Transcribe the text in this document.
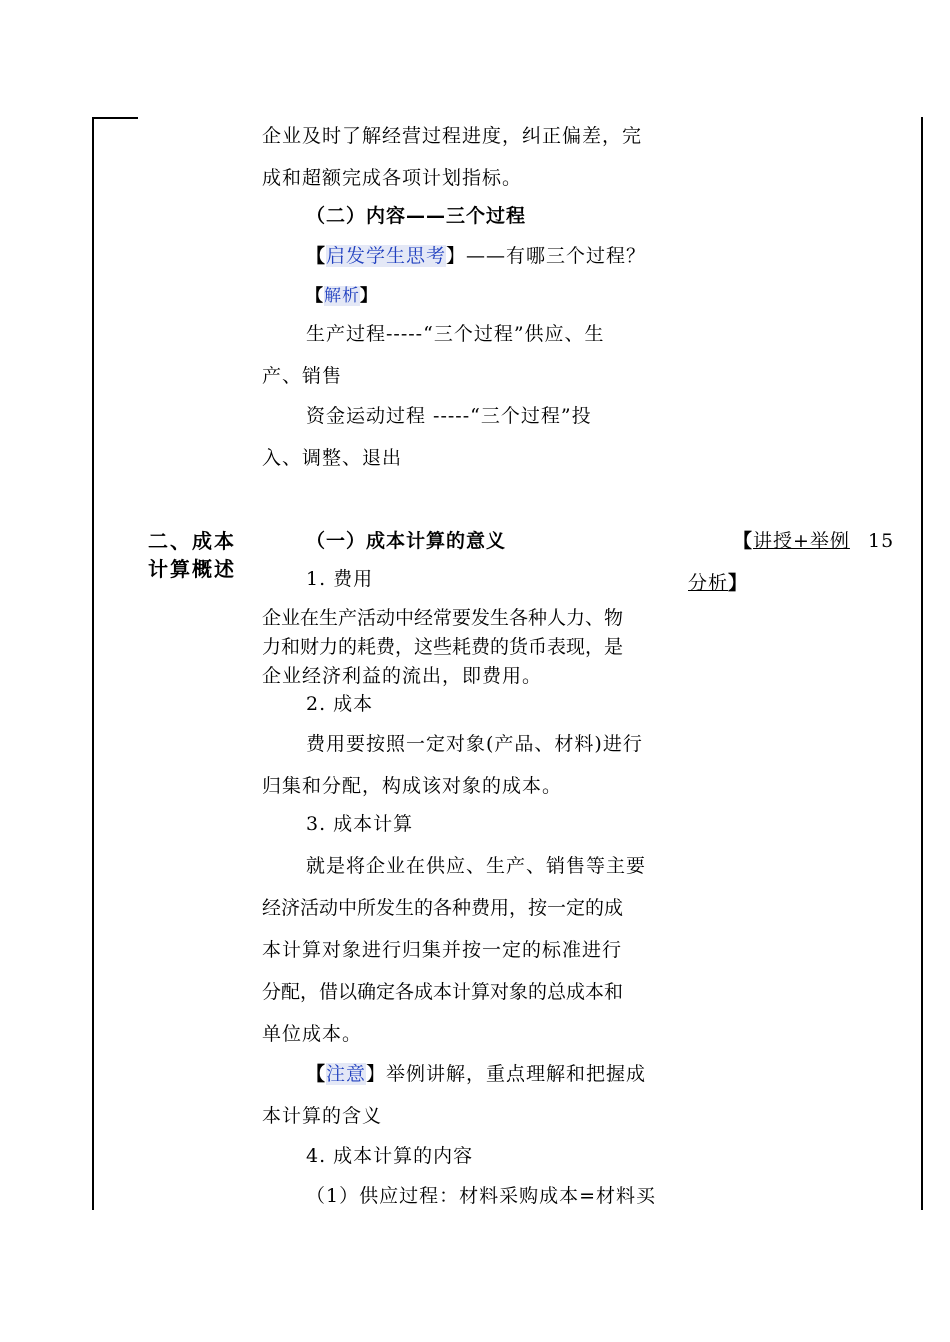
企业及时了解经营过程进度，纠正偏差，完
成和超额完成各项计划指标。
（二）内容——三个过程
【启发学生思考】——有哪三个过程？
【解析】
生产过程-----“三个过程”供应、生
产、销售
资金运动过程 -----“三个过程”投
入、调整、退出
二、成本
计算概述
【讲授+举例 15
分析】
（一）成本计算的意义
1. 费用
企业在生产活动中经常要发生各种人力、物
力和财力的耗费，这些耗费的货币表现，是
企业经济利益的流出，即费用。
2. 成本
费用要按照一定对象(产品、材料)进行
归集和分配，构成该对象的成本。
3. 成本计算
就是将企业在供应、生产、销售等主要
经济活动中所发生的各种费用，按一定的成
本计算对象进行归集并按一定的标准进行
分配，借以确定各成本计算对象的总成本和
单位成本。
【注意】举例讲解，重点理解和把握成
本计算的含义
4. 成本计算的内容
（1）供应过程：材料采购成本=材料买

__________

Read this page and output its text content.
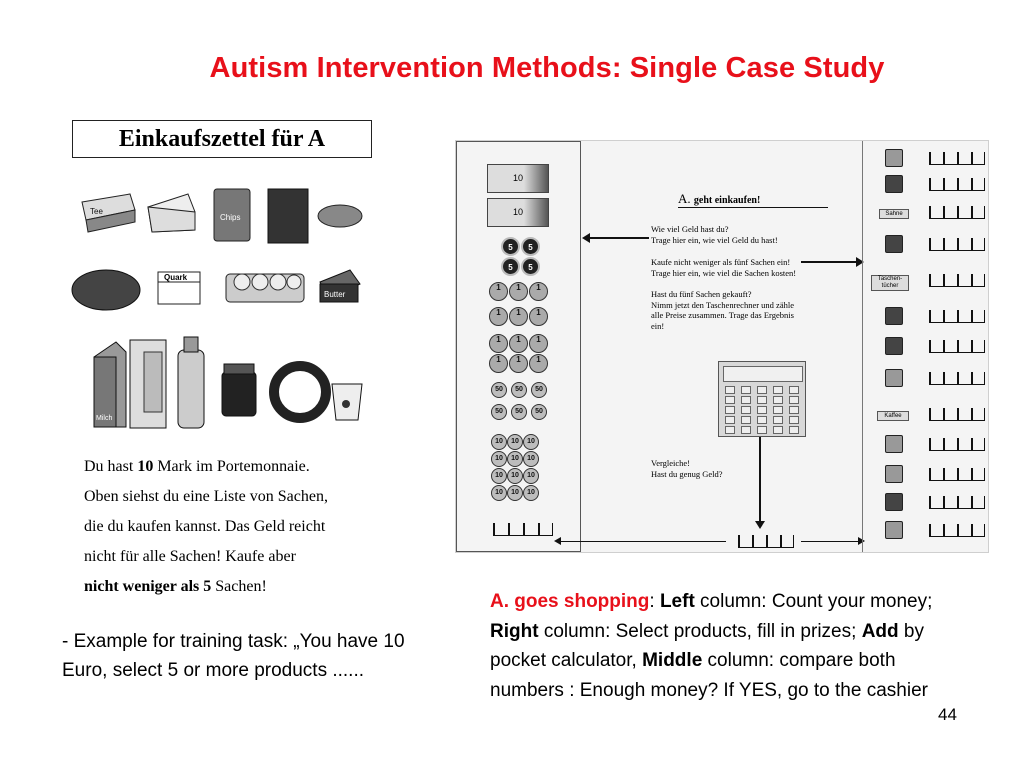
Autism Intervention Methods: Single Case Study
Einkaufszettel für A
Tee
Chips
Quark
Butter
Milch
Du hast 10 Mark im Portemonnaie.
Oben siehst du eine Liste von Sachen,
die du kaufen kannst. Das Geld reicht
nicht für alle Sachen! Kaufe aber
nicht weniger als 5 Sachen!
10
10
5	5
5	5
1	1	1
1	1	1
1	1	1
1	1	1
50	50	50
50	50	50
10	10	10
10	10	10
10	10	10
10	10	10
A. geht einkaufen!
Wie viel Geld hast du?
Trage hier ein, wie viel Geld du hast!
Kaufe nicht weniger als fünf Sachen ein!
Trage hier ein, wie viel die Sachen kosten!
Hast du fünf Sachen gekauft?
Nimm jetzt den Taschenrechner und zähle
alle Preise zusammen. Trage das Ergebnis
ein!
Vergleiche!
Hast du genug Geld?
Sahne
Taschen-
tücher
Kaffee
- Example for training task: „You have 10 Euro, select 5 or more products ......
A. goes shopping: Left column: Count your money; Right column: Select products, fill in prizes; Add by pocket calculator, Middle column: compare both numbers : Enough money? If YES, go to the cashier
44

__________

◆ Aim: List each line of the records that holds the string "Geld".

◆ Expected answer:
die du kaufen kannst. Das Geld reicht
Wie viel Geld hast du?
Trage hier ein, wie viel Geld du hast!
Hast du genug Geld?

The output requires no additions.